(STATED PROBLEM): Gather up the lines that contain "name".
==========
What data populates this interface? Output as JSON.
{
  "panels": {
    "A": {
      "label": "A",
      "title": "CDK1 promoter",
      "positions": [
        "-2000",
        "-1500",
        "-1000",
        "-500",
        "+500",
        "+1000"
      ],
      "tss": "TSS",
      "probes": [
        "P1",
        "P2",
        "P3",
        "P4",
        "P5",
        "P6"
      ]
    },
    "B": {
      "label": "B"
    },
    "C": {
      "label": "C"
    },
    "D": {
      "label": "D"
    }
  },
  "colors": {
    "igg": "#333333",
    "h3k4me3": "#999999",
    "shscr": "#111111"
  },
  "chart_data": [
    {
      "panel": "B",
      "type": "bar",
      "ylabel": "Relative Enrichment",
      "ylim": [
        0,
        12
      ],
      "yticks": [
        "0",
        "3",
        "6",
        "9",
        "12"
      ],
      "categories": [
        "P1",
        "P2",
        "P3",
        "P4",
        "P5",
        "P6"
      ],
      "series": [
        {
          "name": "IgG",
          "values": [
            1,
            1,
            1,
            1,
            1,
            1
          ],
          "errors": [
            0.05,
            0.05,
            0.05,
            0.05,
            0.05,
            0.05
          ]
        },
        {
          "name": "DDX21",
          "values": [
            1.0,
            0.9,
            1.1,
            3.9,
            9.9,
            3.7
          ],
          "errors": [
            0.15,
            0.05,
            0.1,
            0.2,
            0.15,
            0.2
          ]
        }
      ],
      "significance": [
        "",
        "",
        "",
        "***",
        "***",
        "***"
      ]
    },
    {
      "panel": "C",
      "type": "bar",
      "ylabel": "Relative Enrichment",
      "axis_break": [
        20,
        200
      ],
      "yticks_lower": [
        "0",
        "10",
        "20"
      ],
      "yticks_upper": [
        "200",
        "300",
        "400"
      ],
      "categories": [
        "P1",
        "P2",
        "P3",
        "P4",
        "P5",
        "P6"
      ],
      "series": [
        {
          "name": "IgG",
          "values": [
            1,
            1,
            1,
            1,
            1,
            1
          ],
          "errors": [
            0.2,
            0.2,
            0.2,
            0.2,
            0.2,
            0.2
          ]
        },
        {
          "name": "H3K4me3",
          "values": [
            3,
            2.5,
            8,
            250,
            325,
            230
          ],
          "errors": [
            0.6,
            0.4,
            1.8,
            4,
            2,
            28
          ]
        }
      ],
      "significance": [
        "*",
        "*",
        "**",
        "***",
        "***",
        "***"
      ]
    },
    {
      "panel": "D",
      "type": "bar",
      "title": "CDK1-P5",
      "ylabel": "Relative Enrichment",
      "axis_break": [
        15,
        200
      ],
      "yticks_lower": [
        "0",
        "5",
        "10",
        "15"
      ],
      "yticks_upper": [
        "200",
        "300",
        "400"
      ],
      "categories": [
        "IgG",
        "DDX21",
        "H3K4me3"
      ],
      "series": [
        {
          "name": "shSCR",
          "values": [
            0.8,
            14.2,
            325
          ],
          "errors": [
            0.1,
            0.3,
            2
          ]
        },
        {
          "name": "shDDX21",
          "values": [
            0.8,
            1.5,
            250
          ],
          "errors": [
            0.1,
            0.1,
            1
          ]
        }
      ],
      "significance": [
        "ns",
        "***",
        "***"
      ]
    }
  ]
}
==========
(IN RESPONSE):
          "name": "IgG",
          "name": "DDX21",
          "name": "IgG",
          "name": "H3K4me3",
          "name": "shSCR",
          "name": "shDDX21",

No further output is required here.